> _Brano del documento_
********
In attesa della regolarizzazione che sembra imminente, pare utile mettere in evidenza alcuni punti:

 

  • La scelta, secondo la tradizione italiana, è quella di ricorrere a un provvedimento straordinario. Continuerà a mancare, quindi, un quadro normativo stabile di riferimento per i processi di regolarizzazione (quadro che invece si riscontra in altri paesi), continuandosi a definire e disciplinare la regolarizzazione con previsioni ad hoc campagna per campagna. Questo ripartire ogni volta “da zero” può essere considerato negativo, ma nell’attuale contesto di emergenza presumibilmente non vi sono le condizioni per affrontare la questione

 

  • alcuni parlano e parleranno di regolarizzazione, altri di sanatoria. L’uso dell’uno o dell’altro termine può essere valutato a due livelli. A un primo livello, si tratta di mera retorica, nel senso che i fautori parlano di regolarizzazione e gli avversari di sanatoria (poiché quest’ultimo termine nel linguaggio ha assunto un significato spesso non molto positivo). A un secondo livello si può invece seppur con cautela ravvisare la possibilità di una scelta dell’uso del termine a seconda delle caratteristiche del provvedimento nel senso che il termine sanatoria, come il termine condono (in uso in urbanistica o quanto ai tributi) o il termine amnesty spesso utilizzato negli USA anche in materia di immigrazione, viene impiegato per lo più quando la finalità primaria della misura è quella di rendere non applicabili le sanzioni (nel caso degli immigrati, anzitutto l’espulsione), mentre il termine regolarizzazione (regularization) viene impiegato per lo più quando l’obbiettivo è per così dire più ambizioso nel senso che si vuole trasformare stabilmente una situazione di complessiva irregolarità  – riguardante, nel caso degli immigrati, sia la mancanza di un permesso di soggiorno che il lavorare “in nero” – in una situazione di complessiva regolarità quanto al soggiorno e ai rapporti di lavoro volendosi in tal modo anche migliorare nell’insieme la situazione economica e sociale del paese

 

  • se si accetta l’indicazione di cui al punto precedente, probabilmente quella di cui si parla sarà una tipica regolarizzazione, perché l’obiettivo non è solo, o tanto, quello di sottrarre migliaia di stranieri al rischio di un’espulsione quanto piuttosto quello di farli uscire da una complessiva condizione di irregolarità dando loro un permesso di soggiorno e, insieme, un lavoro regolare

 

  • per le caratteristiche di cui sopra, questa regolarizzazione sarà nella linea di altre del passato come quella connessa alla legge Bossi-Fini o quella cosiddetta Maroni del 2009-2010

 

  • peraltro, questa regolarizzazione dovrebbe avere per lo meno un tratto peculiare: seppur finalizzata anche a far uscire gli immigrati beneficiari da una complessiva condizione di irregolarità dando loro un permesso e, insieme, un lavoro regolare, essa, in quanto legata solo o comunque anzitutto al lavoro agricolo, dovrebbe avrebbe anche una primaria finalità di carattere economico: consentire agli imprenditori agricoli che vogliono porre in essere regolari rapporti di lavoro di “ingaggiare” immigrati irregolari, che verrebbero così regolarizzati, in un contesto nel quale il “blocco” delle frontiere per l’emergenza sanitaria ha bloccato i flussi di lavoratori stagionali determinando così una carenza di manodopera. Questo fermo restando che, per i meccanismi che si ipotizzano, della regolarizzazione potrebbero beneficiare anche datori di lavoro e lavoratori che già hanno tra loro rapporti “in nero”
********
> _Elenco compiti_
1 > Nel brano sulla regolarizzazione degli immigrati, a quale tipo di lavoro è legata soprattutto questa regolarizzazione?
2 > Riassumi in due frasi il brano sulla regolarizzazione degli immigrati.
Le righe non servono per svolgere i compiti.

(Estratti da una raccolta di annotazioni di impaginazione)
********
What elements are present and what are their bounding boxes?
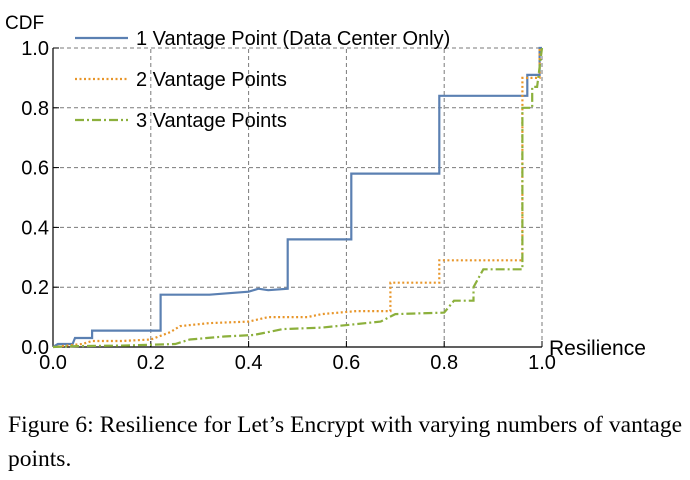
grid	[53, 47, 543, 347]
x-axis-label: Resilience	[549, 337, 646, 360]
axes	[52, 48, 542, 348]
y-tick-label: 0.6	[21, 158, 49, 180]
legend-label-2: 2 Vantage Points	[136, 69, 287, 91]
x-tick-label: 0.4	[235, 352, 263, 374]
series-line-1	[52, 46, 542, 348]
x-tick-label: 1.0	[528, 352, 556, 374]
ticks: 0.0 0.2 0.4 0.6 0.8 1.0 0.0 0.2 0.4 0.6 0.8 1.0	[21, 38, 556, 374]
series-line-3	[52, 47, 544, 349]
legend: 1 Vantage Point (Data Center Only) 2 Vant…	[75, 28, 450, 132]
x-tick-label: 0.2	[137, 352, 165, 374]
x-tick-label: 0.6	[332, 352, 360, 374]
x-tick-label: 0.0	[39, 352, 67, 374]
x-tick-label: 0.8	[430, 352, 458, 374]
cdf-chart: 0.0 0.2 0.4 0.6 0.8 1.0 0.0 0.2 0.4 0.6 0.8 1.0 CDF…	[5, 13, 646, 374]
y-tick-label: 0.8	[21, 98, 49, 120]
y-tick-label: 0.2	[21, 277, 49, 299]
legend-label-3: 3 Vantage Points	[136, 110, 287, 132]
series-lines	[52, 46, 544, 349]
y-axis-label: CDF	[5, 13, 44, 34]
figure-caption: Figure 6: Resilience for Let’s Encrypt w…	[8, 412, 682, 472]
y-tick-label: 0.4	[21, 217, 49, 239]
y-tick-label: 0.0	[21, 337, 49, 359]
series-line-2	[52, 48, 541, 349]
legend-label-1: 1 Vantage Point (Data Center Only)	[136, 28, 450, 50]
y-tick-label: 1.0	[21, 38, 49, 60]
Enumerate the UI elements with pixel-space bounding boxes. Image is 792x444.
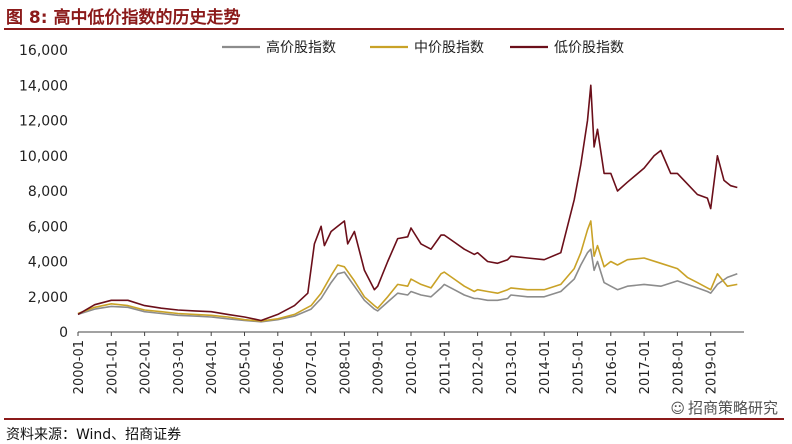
y-tick-label: 16,000	[19, 43, 68, 59]
figure-title: 图 8: 高中低价指数的历史走势	[6, 8, 241, 28]
series-line-2	[77, 84, 738, 322]
x-tick-label: 2005-01	[239, 340, 254, 394]
x-tick-label: 2011-01	[438, 340, 453, 394]
legend-label: 中价股指数	[414, 40, 484, 56]
x-tick-label: 2014-01	[538, 340, 553, 394]
legend-label: 低价股指数	[554, 40, 624, 56]
x-tick-label: 2002-01	[139, 340, 154, 394]
footer-rule	[4, 418, 784, 420]
y-tick-label: 14,000	[19, 78, 68, 94]
y-tick-label: 2,000	[28, 290, 68, 306]
wechat-icon: ☺	[670, 401, 685, 417]
x-tick-label: 2010-01	[405, 340, 420, 394]
y-tick-label: 12,000	[19, 114, 68, 130]
y-axis-ticks: 0 2,000 4,000 6,000 8,000 10,000 12,000 14,000 1…	[19, 43, 68, 341]
x-tick-label: 2000-01	[72, 340, 87, 394]
watermark-text: 招商策略研究	[687, 399, 778, 417]
source-note: 资料来源：Wind、招商证券	[6, 427, 182, 443]
x-tick-label: 2013-01	[505, 340, 520, 394]
x-tick-label: 2017-01	[638, 340, 653, 394]
y-tick-label: 0	[59, 325, 68, 341]
legend-label: 高价股指数	[266, 39, 336, 56]
x-tick-label: 2003-01	[172, 340, 187, 394]
x-tick-label: 2018-01	[671, 340, 686, 394]
x-tick-label: 2012-01	[472, 340, 487, 394]
title-rule	[4, 28, 784, 30]
series-line-1	[77, 220, 738, 322]
x-tick-label: 2008-01	[338, 340, 353, 394]
legend: 高价股指数 中价股指数 低价股指数	[222, 39, 624, 56]
x-axis: 2000-01 2001-01 2002-01 2003-01 2004-01 2005-…	[72, 331, 744, 394]
x-tick-label: 2009-01	[372, 340, 387, 394]
y-tick-label: 4,000	[28, 255, 68, 271]
x-tick-label: 2019-01	[705, 340, 720, 394]
series-lines	[77, 84, 738, 323]
y-tick-label: 10,000	[19, 149, 68, 165]
x-tick-label: 2006-01	[272, 340, 287, 394]
x-tick-label: 2004-01	[205, 340, 220, 394]
watermark: ☺ 招商策略研究	[670, 397, 778, 418]
x-tick-label: 2007-01	[305, 340, 320, 394]
y-tick-label: 8,000	[28, 184, 68, 200]
y-tick-label: 6,000	[28, 219, 68, 235]
x-tick-label: 2015-01	[572, 340, 587, 394]
x-tick-label: 2001-01	[105, 340, 120, 394]
x-tick-label: 2016-01	[605, 340, 620, 394]
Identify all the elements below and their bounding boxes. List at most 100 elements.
********
> _Risposte ai compiti_
1 > Al lavoro agricolo.

2 > La regolarizzazione attesa sarà, come da tradizione italiana, un provvedimento straordinario senza un quadro normativo stabile, e punta a dare agli immigrati irregolari un permesso di soggiorno e un lavoro regolare, sulla linea di quelle legate alla legge Bossi-Fini e alla cosiddetta Maroni del 2009-2010. Il suo tratto particolare è il legame soprattutto con il lavoro agricolo, per permettere agli imprenditori di assumere immigrati irregolari ora che il blocco delle frontiere per l'emergenza sanitaria ha fermato l'arrivo dei lavoratori stagionali.